Information supplied:
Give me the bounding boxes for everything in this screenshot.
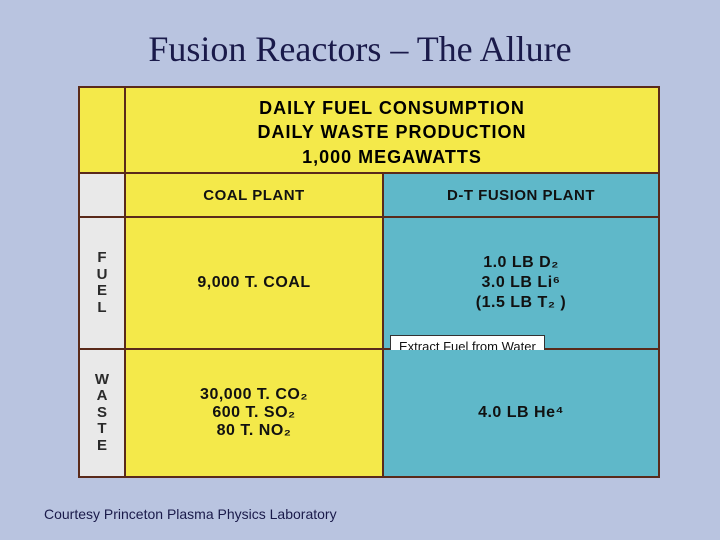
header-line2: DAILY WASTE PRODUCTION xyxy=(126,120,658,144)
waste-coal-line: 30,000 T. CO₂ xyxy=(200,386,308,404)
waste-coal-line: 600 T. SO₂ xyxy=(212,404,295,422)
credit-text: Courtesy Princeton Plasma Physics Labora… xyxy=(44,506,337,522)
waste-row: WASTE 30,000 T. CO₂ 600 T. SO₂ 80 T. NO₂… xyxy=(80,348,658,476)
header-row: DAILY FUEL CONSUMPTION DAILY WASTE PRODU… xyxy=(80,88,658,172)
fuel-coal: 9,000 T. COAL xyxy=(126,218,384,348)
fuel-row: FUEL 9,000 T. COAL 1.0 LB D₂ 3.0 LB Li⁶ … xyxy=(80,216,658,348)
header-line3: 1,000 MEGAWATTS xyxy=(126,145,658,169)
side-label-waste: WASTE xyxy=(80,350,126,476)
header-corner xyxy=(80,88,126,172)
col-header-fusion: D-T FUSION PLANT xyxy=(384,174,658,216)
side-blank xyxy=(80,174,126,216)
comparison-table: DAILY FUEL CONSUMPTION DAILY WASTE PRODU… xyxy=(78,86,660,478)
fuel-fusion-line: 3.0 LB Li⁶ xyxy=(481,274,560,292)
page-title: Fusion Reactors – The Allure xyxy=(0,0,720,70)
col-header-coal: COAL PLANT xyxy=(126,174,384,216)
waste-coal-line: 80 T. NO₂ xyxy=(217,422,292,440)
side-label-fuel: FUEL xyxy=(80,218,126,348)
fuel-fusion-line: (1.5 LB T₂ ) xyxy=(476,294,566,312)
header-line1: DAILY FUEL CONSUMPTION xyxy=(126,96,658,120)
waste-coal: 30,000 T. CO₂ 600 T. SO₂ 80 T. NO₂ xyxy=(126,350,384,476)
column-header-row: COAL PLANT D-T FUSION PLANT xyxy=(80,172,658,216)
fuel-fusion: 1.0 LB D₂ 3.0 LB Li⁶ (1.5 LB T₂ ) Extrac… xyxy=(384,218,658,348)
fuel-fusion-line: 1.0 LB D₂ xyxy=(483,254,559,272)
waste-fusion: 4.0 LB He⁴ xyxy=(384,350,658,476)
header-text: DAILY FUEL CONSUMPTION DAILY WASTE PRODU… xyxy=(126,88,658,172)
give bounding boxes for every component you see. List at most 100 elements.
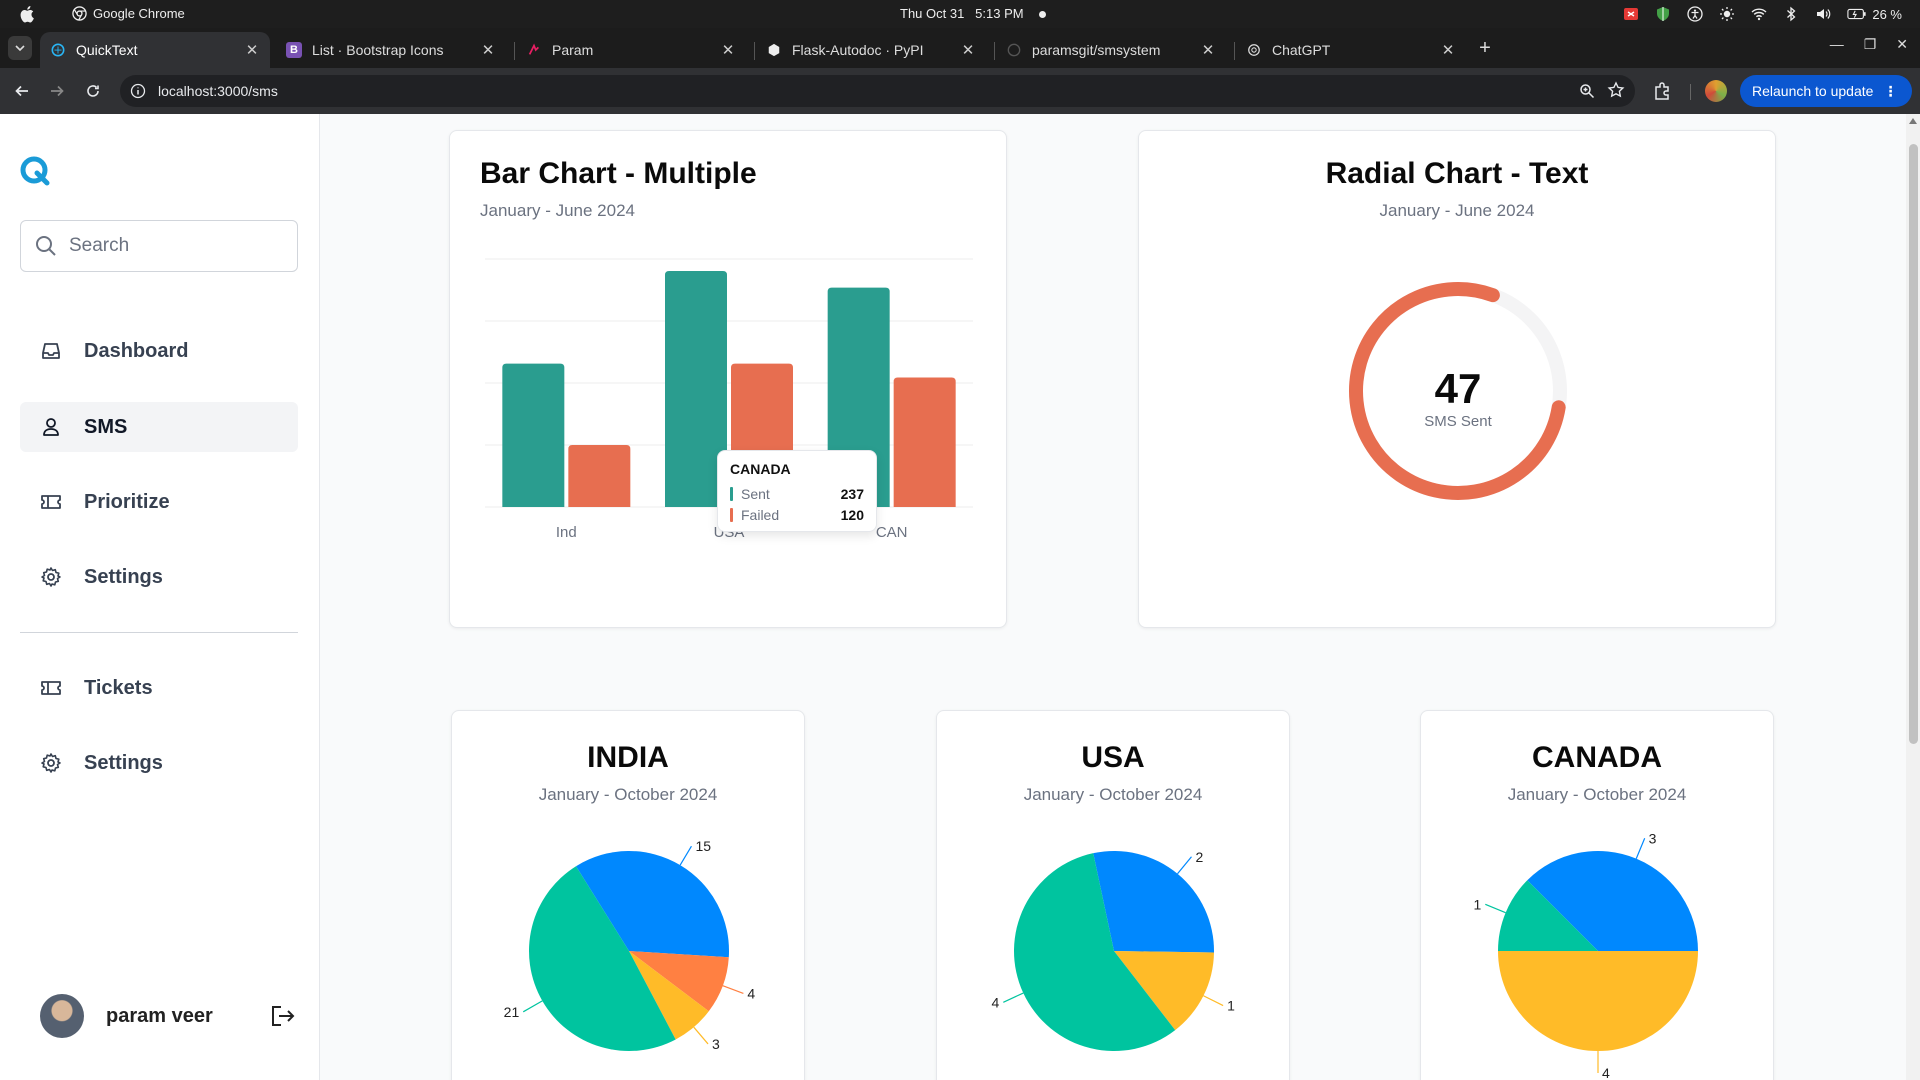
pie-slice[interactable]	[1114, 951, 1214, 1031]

Exercise:
Retype all of the records above line for line, without any change, and leave the pictures out.

Reply:
Give me the bounding boxes for everything in this screenshot.
header-line2: DAILY WASTE PRODUCTION xyxy=(126,120,658,144)
waste-coal-line: 30,000 T. CO₂ xyxy=(200,386,308,404)
waste-coal-line: 600 T. SO₂ xyxy=(212,404,295,422)
credit-text: Courtesy Princeton Plasma Physics Labora… xyxy=(44,506,337,522)
waste-row: WASTE 30,000 T. CO₂ 600 T. SO₂ 80 T. NO₂… xyxy=(80,348,658,476)
header-row: DAILY FUEL CONSUMPTION DAILY WASTE PRODU… xyxy=(80,88,658,172)
fuel-coal: 9,000 T. COAL xyxy=(126,218,384,348)
fuel-row: FUEL 9,000 T. COAL 1.0 LB D₂ 3.0 LB Li⁶ … xyxy=(80,216,658,348)
header-line3: 1,000 MEGAWATTS xyxy=(126,145,658,169)
side-label-waste: WASTE xyxy=(80,350,126,476)
header-corner xyxy=(80,88,126,172)
col-header-fusion: D-T FUSION PLANT xyxy=(384,174,658,216)
side-blank xyxy=(80,174,126,216)
comparison-table: DAILY FUEL CONSUMPTION DAILY WASTE PRODU… xyxy=(78,86,660,478)
fuel-fusion-line: 3.0 LB Li⁶ xyxy=(481,274,560,292)
page-title: Fusion Reactors – The Allure xyxy=(0,0,720,70)
col-header-coal: COAL PLANT xyxy=(126,174,384,216)
waste-coal-line: 80 T. NO₂ xyxy=(217,422,292,440)
side-label-fuel: FUEL xyxy=(80,218,126,348)
fuel-fusion-line: (1.5 LB T₂ ) xyxy=(476,294,566,312)
header-line1: DAILY FUEL CONSUMPTION xyxy=(126,96,658,120)
waste-coal: 30,000 T. CO₂ 600 T. SO₂ 80 T. NO₂ xyxy=(126,350,384,476)
column-header-row: COAL PLANT D-T FUSION PLANT xyxy=(80,172,658,216)
fuel-fusion: 1.0 LB D₂ 3.0 LB Li⁶ (1.5 LB T₂ ) Extrac… xyxy=(384,218,658,348)
fuel-fusion-line: 1.0 LB D₂ xyxy=(483,254,559,272)
waste-fusion: 4.0 LB He⁴ xyxy=(384,350,658,476)
header-text: DAILY FUEL CONSUMPTION DAILY WASTE PRODU… xyxy=(126,88,658,172)
give bounding boxes for every component you see. List at most 100 elements.
pie-slice[interactable]	[1114, 951, 1214, 1031]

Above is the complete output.